Written exercise:
Could you write out every record below exactly, leaving out any pictures?
>> BEGIN Recorded information
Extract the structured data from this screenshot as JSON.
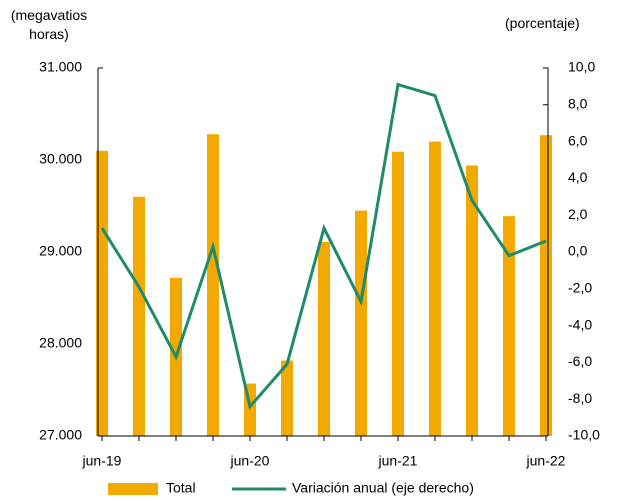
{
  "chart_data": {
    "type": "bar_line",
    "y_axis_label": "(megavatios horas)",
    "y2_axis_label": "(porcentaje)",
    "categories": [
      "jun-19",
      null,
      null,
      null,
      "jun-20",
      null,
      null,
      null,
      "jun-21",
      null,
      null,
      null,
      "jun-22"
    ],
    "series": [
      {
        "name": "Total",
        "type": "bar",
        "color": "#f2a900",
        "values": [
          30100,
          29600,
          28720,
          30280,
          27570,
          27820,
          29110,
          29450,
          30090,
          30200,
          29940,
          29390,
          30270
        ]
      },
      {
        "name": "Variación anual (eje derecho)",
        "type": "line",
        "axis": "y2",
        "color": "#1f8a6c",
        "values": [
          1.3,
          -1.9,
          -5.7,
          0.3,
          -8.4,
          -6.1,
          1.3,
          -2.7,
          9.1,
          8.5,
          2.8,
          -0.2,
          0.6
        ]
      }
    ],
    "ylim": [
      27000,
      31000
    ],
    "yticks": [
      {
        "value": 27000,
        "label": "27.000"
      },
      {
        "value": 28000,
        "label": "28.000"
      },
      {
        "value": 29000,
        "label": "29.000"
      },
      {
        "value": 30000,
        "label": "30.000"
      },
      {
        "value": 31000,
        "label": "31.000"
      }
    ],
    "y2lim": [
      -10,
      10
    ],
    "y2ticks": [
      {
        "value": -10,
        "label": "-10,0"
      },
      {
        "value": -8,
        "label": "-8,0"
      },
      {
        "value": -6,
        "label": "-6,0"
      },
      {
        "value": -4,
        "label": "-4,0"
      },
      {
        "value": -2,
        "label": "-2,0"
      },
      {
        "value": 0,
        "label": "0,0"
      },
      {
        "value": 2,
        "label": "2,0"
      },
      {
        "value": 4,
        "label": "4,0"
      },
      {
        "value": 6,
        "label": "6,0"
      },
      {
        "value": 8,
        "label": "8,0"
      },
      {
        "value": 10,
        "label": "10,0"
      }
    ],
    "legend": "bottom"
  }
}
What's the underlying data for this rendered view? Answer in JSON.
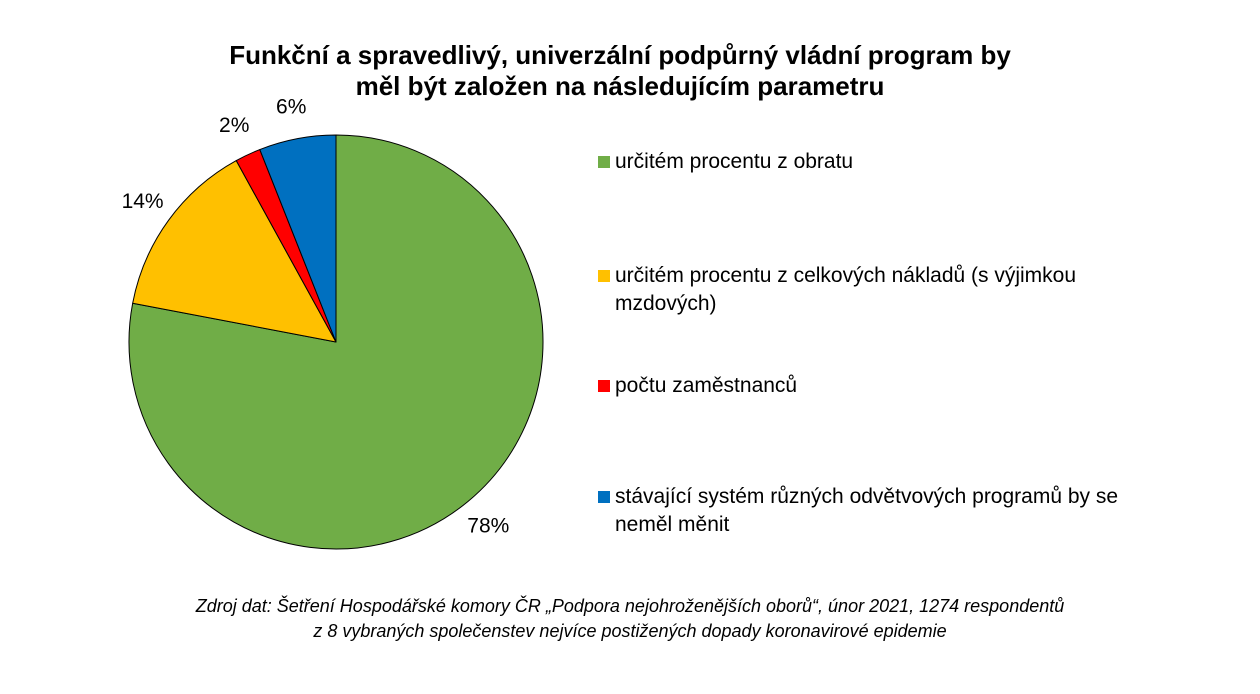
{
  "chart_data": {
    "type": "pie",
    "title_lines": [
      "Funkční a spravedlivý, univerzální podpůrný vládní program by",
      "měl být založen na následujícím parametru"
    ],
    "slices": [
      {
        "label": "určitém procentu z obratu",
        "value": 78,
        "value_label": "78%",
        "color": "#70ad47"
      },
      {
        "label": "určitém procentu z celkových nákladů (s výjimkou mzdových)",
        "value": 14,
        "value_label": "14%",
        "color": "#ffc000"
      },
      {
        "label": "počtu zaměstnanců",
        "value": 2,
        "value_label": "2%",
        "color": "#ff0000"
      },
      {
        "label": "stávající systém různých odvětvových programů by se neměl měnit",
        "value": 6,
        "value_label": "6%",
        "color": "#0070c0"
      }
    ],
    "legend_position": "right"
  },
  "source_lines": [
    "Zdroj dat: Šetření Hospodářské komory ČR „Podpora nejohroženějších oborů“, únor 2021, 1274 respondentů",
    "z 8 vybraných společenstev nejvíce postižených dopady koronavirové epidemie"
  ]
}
>> END Recorded information
Result below:
Extract the structured data from this screenshot as JSON.
{
  "chart_data": {
    "type": "bar_line",
    "y_axis_label": "(megavatios horas)",
    "y2_axis_label": "(porcentaje)",
    "categories": [
      "jun-19",
      null,
      null,
      null,
      "jun-20",
      null,
      null,
      null,
      "jun-21",
      null,
      null,
      null,
      "jun-22"
    ],
    "series": [
      {
        "name": "Total",
        "type": "bar",
        "color": "#f2a900",
        "values": [
          30100,
          29600,
          28720,
          30280,
          27570,
          27820,
          29110,
          29450,
          30090,
          30200,
          29940,
          29390,
          30270
        ]
      },
      {
        "name": "Variación anual (eje derecho)",
        "type": "line",
        "axis": "y2",
        "color": "#1f8a6c",
        "values": [
          1.3,
          -1.9,
          -5.7,
          0.3,
          -8.4,
          -6.1,
          1.3,
          -2.7,
          9.1,
          8.5,
          2.8,
          -0.2,
          0.6
        ]
      }
    ],
    "ylim": [
      27000,
      31000
    ],
    "yticks": [
      {
        "value": 27000,
        "label": "27.000"
      },
      {
        "value": 28000,
        "label": "28.000"
      },
      {
        "value": 29000,
        "label": "29.000"
      },
      {
        "value": 30000,
        "label": "30.000"
      },
      {
        "value": 31000,
        "label": "31.000"
      }
    ],
    "y2lim": [
      -10,
      10
    ],
    "y2ticks": [
      {
        "value": -10,
        "label": "-10,0"
      },
      {
        "value": -8,
        "label": "-8,0"
      },
      {
        "value": -6,
        "label": "-6,0"
      },
      {
        "value": -4,
        "label": "-4,0"
      },
      {
        "value": -2,
        "label": "-2,0"
      },
      {
        "value": 0,
        "label": "0,0"
      },
      {
        "value": 2,
        "label": "2,0"
      },
      {
        "value": 4,
        "label": "4,0"
      },
      {
        "value": 6,
        "label": "6,0"
      },
      {
        "value": 8,
        "label": "8,0"
      },
      {
        "value": 10,
        "label": "10,0"
      }
    ],
    "legend": "bottom"
  }
}
What's the underlying data for this rendered view? Answer in JSON.
{
  "chart_data": {
    "type": "pie",
    "title_lines": [
      "Funkční a spravedlivý, univerzální podpůrný vládní program by",
      "měl být založen na následujícím parametru"
    ],
    "slices": [
      {
        "label": "určitém procentu z obratu",
        "value": 78,
        "value_label": "78%",
        "color": "#70ad47"
      },
      {
        "label": "určitém procentu z celkových nákladů (s výjimkou mzdových)",
        "value": 14,
        "value_label": "14%",
        "color": "#ffc000"
      },
      {
        "label": "počtu zaměstnanců",
        "value": 2,
        "value_label": "2%",
        "color": "#ff0000"
      },
      {
        "label": "stávající systém různých odvětvových programů by se neměl měnit",
        "value": 6,
        "value_label": "6%",
        "color": "#0070c0"
      }
    ],
    "legend_position": "right"
  },
  "source_lines": [
    "Zdroj dat: Šetření Hospodářské komory ČR „Podpora nejohroženějších oborů“, únor 2021, 1274 respondentů",
    "z 8 vybraných společenstev nejvíce postižených dopady koronavirové epidemie"
  ]
}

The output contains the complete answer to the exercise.